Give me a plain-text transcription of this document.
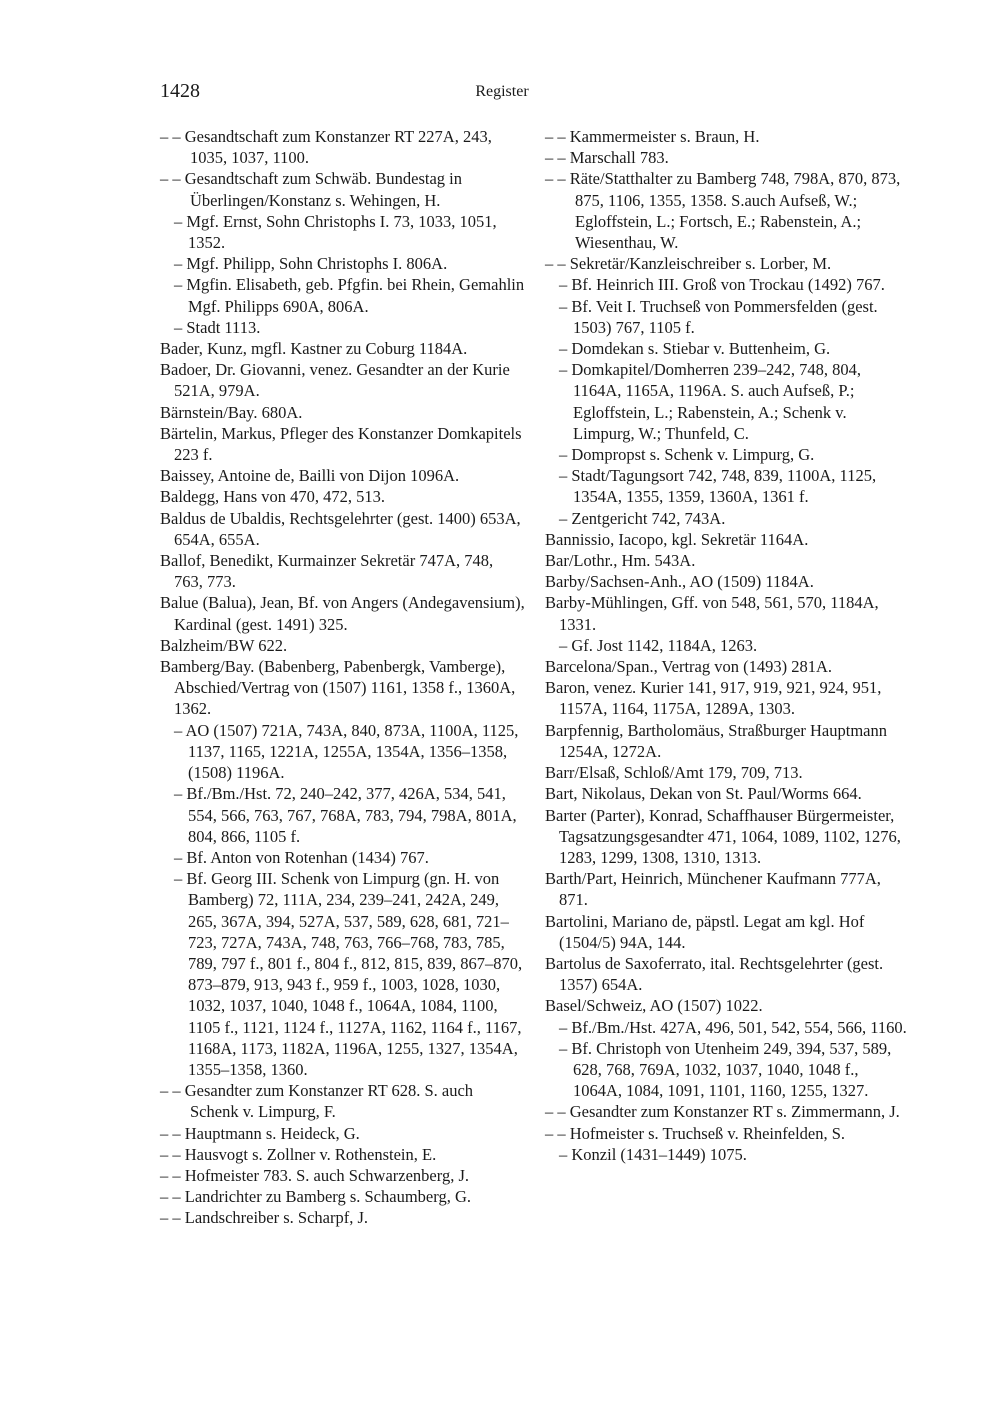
1428	Register

– – Gesandtschaft zum Konstanzer RT 227A, 243, 1035, 1037, 1100.

– – Gesandtschaft zum Schwäb. Bundestag in Überlingen/Konstanz s. Wehingen, H.

– Mgf. Ernst, Sohn Christophs I. 73, 1033, 1051, 1352.

– Mgf. Philipp, Sohn Christophs I. 806A.

– Mgfin. Elisabeth, geb. Pfgfin. bei Rhein, Gemahlin Mgf. Philipps 690A, 806A.

– Stadt 1113.

Bader, Kunz, mgfl. Kastner zu Coburg 1184A.

Badoer, Dr. Giovanni, venez. Gesandter an der Kurie 521A, 979A.

Bärnstein/Bay. 680A.

Bärtelin, Markus, Pfleger des Konstanzer Domkapitels 223 f.

Baissey, Antoine de, Bailli von Dijon 1096A.

Baldegg, Hans von 470, 472, 513.

Baldus de Ubaldis, Rechtsgelehrter (gest. 1400) 653A, 654A, 655A.

Ballof, Benedikt, Kurmainzer Sekretär 747A, 748, 763, 773.

Balue (Balua), Jean, Bf. von Angers (Andegavensium), Kardinal (gest. 1491) 325.

Balzheim/BW 622.

Bamberg/Bay. (Babenberg, Pabenbergk, Vamberge), Abschied/Vertrag von (1507) 1161, 1358 f., 1360A, 1362.

– AO (1507) 721A, 743A, 840, 873A, 1100A, 1125, 1137, 1165, 1221A, 1255A, 1354A, 1356–1358, (1508) 1196A.

– Bf./Bm./Hst. 72, 240–242, 377, 426A, 534, 541, 554, 566, 763, 767, 768A, 783, 794, 798A, 801A, 804, 866, 1105 f.

– Bf. Anton von Rotenhan (1434) 767.

– Bf. Georg III. Schenk von Limpurg (gn. H. von Bamberg) 72, 111A, 234, 239–241, 242A, 249, 265, 367A, 394, 527A, 537, 589, 628, 681, 721–723, 727A, 743A, 748, 763, 766–768, 783, 785, 789, 797 f., 801 f., 804 f., 812, 815, 839, 867–870, 873–879, 913, 943 f., 959 f., 1003, 1028, 1030, 1032, 1037, 1040, 1048 f., 1064A, 1084, 1100, 1105 f., 1121, 1124 f., 1127A, 1162, 1164 f., 1167, 1168A, 1173, 1182A, 1196A, 1255, 1327, 1354A, 1355–1358, 1360.

– – Gesandter zum Konstanzer RT 628. S. auch Schenk v. Limpurg, F.

– – Hauptmann s. Heideck, G.

– – Hausvogt s. Zollner v. Rothenstein, E.

– – Hofmeister 783. S. auch Schwarzenberg, J.

– – Landrichter zu Bamberg s. Schaumberg, G.

– – Landschreiber s. Scharpf, J.

– – Kammermeister s. Braun, H.

– – Marschall 783.

– – Räte/Statthalter zu Bamberg 748, 798A, 870, 873, 875, 1106, 1355, 1358. S.auch Aufseß, W.; Egloffstein, L.; Fortsch, E.; Rabenstein, A.; Wiesenthau, W.

– – Sekretär/Kanzleischreiber s. Lorber, M.

– Bf. Heinrich III. Groß von Trockau (1492) 767.

– Bf. Veit I. Truchseß von Pommersfelden (gest. 1503) 767, 1105 f.

– Domdekan s. Stiebar v. Buttenheim, G.

– Domkapitel/Domherren 239–242, 748, 804, 1164A, 1165A, 1196A. S. auch Aufseß, P.; Egloffstein, L.; Rabenstein, A.; Schenk v. Limpurg, W.; Thunfeld, C.

– Dompropst s. Schenk v. Limpurg, G.

– Stadt/Tagungsort 742, 748, 839, 1100A, 1125, 1354A, 1355, 1359, 1360A, 1361 f.

– Zentgericht 742, 743A.

Bannissio, Iacopo, kgl. Sekretär 1164A.

Bar/Lothr., Hm. 543A.

Barby/Sachsen-Anh., AO (1509) 1184A.

Barby-Mühlingen, Gff. von 548, 561, 570, 1184A, 1331.

– Gf. Jost 1142, 1184A, 1263.

Barcelona/Span., Vertrag von (1493) 281A.

Baron, venez. Kurier 141, 917, 919, 921, 924, 951, 1157A, 1164, 1175A, 1289A, 1303.

Barpfennig, Bartholomäus, Straßburger Hauptmann 1254A, 1272A.

Barr/Elsaß, Schloß/Amt 179, 709, 713.

Bart, Nikolaus, Dekan von St. Paul/Worms 664.

Barter (Parter), Konrad, Schaffhauser Bürgermeister, Tagsatzungsgesandter 471, 1064, 1089, 1102, 1276, 1283, 1299, 1308, 1310, 1313.

Barth/Part, Heinrich, Münchener Kaufmann 777A, 871.

Bartolini, Mariano de, päpstl. Legat am kgl. Hof (1504/5) 94A, 144.

Bartolus de Saxoferrato, ital. Rechtsgelehrter (gest. 1357) 654A.

Basel/Schweiz, AO (1507) 1022.

– Bf./Bm./Hst. 427A, 496, 501, 542, 554, 566, 1160.

– Bf. Christoph von Utenheim 249, 394, 537, 589, 628, 768, 769A, 1032, 1037, 1040, 1048 f., 1064A, 1084, 1091, 1101, 1160, 1255, 1327.

– – Gesandter zum Konstanzer RT s. Zimmermann, J.

– – Hofmeister s. Truchseß v. Rheinfelden, S.

– Konzil (1431–1449) 1075.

■ ■ ■ ■ ■ ■ ■

# [THE EXERCISE]
An exact transcription of all the entries is required, without the pictures.

# [EXERCISE RESULT]
Give me a plain-text transcription of this document.
1428	Register

– – Gesandtschaft zum Konstanzer RT 227A, 243, 1035, 1037, 1100.

– – Gesandtschaft zum Schwäb. Bundestag in Überlingen/Konstanz s. Wehingen, H.

– Mgf. Ernst, Sohn Christophs I. 73, 1033, 1051, 1352.

– Mgf. Philipp, Sohn Christophs I. 806A.

– Mgfin. Elisabeth, geb. Pfgfin. bei Rhein, Gemahlin Mgf. Philipps 690A, 806A.

– Stadt 1113.

Bader, Kunz, mgfl. Kastner zu Coburg 1184A.

Badoer, Dr. Giovanni, venez. Gesandter an der Kurie 521A, 979A.

Bärnstein/Bay. 680A.

Bärtelin, Markus, Pfleger des Konstanzer Domkapitels 223 f.

Baissey, Antoine de, Bailli von Dijon 1096A.

Baldegg, Hans von 470, 472, 513.

Baldus de Ubaldis, Rechtsgelehrter (gest. 1400) 653A, 654A, 655A.

Ballof, Benedikt, Kurmainzer Sekretär 747A, 748, 763, 773.

Balue (Balua), Jean, Bf. von Angers (Andegavensium), Kardinal (gest. 1491) 325.

Balzheim/BW 622.

Bamberg/Bay. (Babenberg, Pabenbergk, Vamberge), Abschied/Vertrag von (1507) 1161, 1358 f., 1360A, 1362.

– AO (1507) 721A, 743A, 840, 873A, 1100A, 1125, 1137, 1165, 1221A, 1255A, 1354A, 1356–1358, (1508) 1196A.

– Bf./Bm./Hst. 72, 240–242, 377, 426A, 534, 541, 554, 566, 763, 767, 768A, 783, 794, 798A, 801A, 804, 866, 1105 f.

– Bf. Anton von Rotenhan (1434) 767.

– Bf. Georg III. Schenk von Limpurg (gn. H. von Bamberg) 72, 111A, 234, 239–241, 242A, 249, 265, 367A, 394, 527A, 537, 589, 628, 681, 721–723, 727A, 743A, 748, 763, 766–768, 783, 785, 789, 797 f., 801 f., 804 f., 812, 815, 839, 867–870, 873–879, 913, 943 f., 959 f., 1003, 1028, 1030, 1032, 1037, 1040, 1048 f., 1064A, 1084, 1100, 1105 f., 1121, 1124 f., 1127A, 1162, 1164 f., 1167, 1168A, 1173, 1182A, 1196A, 1255, 1327, 1354A, 1355–1358, 1360.

– – Gesandter zum Konstanzer RT 628. S. auch Schenk v. Limpurg, F.

– – Hauptmann s. Heideck, G.

– – Hausvogt s. Zollner v. Rothenstein, E.

– – Hofmeister 783. S. auch Schwarzenberg, J.

– – Landrichter zu Bamberg s. Schaumberg, G.

– – Landschreiber s. Scharpf, J.

– – Kammermeister s. Braun, H.

– – Marschall 783.

– – Räte/Statthalter zu Bamberg 748, 798A, 870, 873, 875, 1106, 1355, 1358. S.auch Aufseß, W.; Egloffstein, L.; Fortsch, E.; Rabenstein, A.; Wiesenthau, W.

– – Sekretär/Kanzleischreiber s. Lorber, M.

– Bf. Heinrich III. Groß von Trockau (1492) 767.

– Bf. Veit I. Truchseß von Pommersfelden (gest. 1503) 767, 1105 f.

– Domdekan s. Stiebar v. Buttenheim, G.

– Domkapitel/Domherren 239–242, 748, 804, 1164A, 1165A, 1196A. S. auch Aufseß, P.; Egloffstein, L.; Rabenstein, A.; Schenk v. Limpurg, W.; Thunfeld, C.

– Dompropst s. Schenk v. Limpurg, G.

– Stadt/Tagungsort 742, 748, 839, 1100A, 1125, 1354A, 1355, 1359, 1360A, 1361 f.

– Zentgericht 742, 743A.

Bannissio, Iacopo, kgl. Sekretär 1164A.

Bar/Lothr., Hm. 543A.

Barby/Sachsen-Anh., AO (1509) 1184A.

Barby-Mühlingen, Gff. von 548, 561, 570, 1184A, 1331.

– Gf. Jost 1142, 1184A, 1263.

Barcelona/Span., Vertrag von (1493) 281A.

Baron, venez. Kurier 141, 917, 919, 921, 924, 951, 1157A, 1164, 1175A, 1289A, 1303.

Barpfennig, Bartholomäus, Straßburger Hauptmann 1254A, 1272A.

Barr/Elsaß, Schloß/Amt 179, 709, 713.

Bart, Nikolaus, Dekan von St. Paul/Worms 664.

Barter (Parter), Konrad, Schaffhauser Bürgermeister, Tagsatzungsgesandter 471, 1064, 1089, 1102, 1276, 1283, 1299, 1308, 1310, 1313.

Barth/Part, Heinrich, Münchener Kaufmann 777A, 871.

Bartolini, Mariano de, päpstl. Legat am kgl. Hof (1504/5) 94A, 144.

Bartolus de Saxoferrato, ital. Rechtsgelehrter (gest. 1357) 654A.

Basel/Schweiz, AO (1507) 1022.

– Bf./Bm./Hst. 427A, 496, 501, 542, 554, 566, 1160.

– Bf. Christoph von Utenheim 249, 394, 537, 589, 628, 768, 769A, 1032, 1037, 1040, 1048 f., 1064A, 1084, 1091, 1101, 1160, 1255, 1327.

– – Gesandter zum Konstanzer RT s. Zimmermann, J.

– – Hofmeister s. Truchseß v. Rheinfelden, S.

– Konzil (1431–1449) 1075.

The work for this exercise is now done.